= WRITTEN EXERCISE =
Go through the listing and return every line with "name" in it.

========================

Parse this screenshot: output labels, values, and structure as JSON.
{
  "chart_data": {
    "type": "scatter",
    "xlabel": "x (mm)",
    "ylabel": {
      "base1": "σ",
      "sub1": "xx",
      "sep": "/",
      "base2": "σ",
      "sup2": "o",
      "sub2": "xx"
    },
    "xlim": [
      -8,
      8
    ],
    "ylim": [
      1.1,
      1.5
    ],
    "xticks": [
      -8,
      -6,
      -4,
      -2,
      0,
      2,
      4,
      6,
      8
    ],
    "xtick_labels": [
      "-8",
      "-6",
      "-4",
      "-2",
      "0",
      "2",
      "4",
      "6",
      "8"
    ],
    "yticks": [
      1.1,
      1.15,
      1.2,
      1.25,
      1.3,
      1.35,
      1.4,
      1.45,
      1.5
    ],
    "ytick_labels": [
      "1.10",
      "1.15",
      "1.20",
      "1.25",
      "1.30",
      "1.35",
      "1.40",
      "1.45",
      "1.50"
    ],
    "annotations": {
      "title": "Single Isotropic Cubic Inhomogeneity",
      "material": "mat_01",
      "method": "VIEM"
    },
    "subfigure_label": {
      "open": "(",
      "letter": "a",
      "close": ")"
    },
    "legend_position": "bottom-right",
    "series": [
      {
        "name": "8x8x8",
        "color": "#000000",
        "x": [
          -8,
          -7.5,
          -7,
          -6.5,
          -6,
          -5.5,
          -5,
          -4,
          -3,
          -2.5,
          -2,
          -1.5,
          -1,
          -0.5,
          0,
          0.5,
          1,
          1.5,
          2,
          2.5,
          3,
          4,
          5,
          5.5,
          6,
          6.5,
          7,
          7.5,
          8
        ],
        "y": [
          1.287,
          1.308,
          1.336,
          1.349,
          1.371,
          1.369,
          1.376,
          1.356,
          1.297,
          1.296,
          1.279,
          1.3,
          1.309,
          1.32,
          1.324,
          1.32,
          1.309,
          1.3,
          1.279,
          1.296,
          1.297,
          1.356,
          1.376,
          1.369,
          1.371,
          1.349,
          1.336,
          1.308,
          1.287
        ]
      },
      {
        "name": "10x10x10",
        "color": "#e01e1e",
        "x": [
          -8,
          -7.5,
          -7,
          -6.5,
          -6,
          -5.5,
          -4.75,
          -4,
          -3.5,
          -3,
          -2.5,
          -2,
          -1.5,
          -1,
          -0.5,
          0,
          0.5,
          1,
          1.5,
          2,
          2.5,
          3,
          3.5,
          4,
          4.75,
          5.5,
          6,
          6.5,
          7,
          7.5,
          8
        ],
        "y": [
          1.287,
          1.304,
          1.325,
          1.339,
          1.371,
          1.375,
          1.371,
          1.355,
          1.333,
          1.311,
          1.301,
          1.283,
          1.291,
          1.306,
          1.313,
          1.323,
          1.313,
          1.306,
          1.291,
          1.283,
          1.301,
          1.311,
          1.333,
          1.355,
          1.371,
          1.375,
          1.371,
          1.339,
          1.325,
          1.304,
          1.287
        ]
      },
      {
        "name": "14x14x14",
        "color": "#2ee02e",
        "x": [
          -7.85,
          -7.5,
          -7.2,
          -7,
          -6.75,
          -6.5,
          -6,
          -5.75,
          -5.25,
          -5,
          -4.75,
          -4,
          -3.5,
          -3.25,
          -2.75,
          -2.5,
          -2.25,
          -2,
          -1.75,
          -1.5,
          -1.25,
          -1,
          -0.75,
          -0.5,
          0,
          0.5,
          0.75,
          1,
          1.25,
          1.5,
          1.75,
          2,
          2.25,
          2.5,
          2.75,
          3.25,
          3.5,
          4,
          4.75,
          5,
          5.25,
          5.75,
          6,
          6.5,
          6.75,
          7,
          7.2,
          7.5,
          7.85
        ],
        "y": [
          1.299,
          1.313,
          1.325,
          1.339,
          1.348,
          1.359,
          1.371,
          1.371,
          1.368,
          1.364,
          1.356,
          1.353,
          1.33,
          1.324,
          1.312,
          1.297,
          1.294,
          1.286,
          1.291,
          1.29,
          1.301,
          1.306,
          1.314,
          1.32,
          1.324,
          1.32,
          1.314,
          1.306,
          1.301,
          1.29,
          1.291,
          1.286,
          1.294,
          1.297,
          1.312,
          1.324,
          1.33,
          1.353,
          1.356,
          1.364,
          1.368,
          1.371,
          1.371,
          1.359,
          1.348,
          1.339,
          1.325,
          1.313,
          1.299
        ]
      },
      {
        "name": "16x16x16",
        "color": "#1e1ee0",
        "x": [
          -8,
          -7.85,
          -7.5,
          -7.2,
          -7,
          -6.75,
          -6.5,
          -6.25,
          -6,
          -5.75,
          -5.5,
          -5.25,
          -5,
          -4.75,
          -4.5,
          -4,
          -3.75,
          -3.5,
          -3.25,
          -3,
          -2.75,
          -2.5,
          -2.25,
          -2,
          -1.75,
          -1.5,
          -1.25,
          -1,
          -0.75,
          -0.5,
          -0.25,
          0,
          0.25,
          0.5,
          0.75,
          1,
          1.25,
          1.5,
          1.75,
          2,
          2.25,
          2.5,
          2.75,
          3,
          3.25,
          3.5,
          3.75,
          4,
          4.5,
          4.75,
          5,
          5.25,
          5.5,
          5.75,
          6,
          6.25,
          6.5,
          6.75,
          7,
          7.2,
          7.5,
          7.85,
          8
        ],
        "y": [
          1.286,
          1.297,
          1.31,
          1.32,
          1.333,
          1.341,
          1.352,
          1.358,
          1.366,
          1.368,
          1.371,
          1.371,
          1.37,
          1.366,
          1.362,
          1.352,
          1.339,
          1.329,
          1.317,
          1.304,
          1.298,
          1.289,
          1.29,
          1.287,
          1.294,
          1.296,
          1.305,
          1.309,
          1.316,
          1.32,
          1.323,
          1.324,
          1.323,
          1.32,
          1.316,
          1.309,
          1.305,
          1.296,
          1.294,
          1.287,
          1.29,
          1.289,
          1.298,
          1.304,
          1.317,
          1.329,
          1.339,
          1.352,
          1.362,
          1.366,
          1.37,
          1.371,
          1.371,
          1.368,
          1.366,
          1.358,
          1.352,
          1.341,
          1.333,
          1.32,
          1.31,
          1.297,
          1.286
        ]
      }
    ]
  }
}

========================

= COMPLETE RESPONSE =
        "name": "8x8x8",
        "name": "10x10x10",
        "name": "14x14x14",
        "name": "16x16x16",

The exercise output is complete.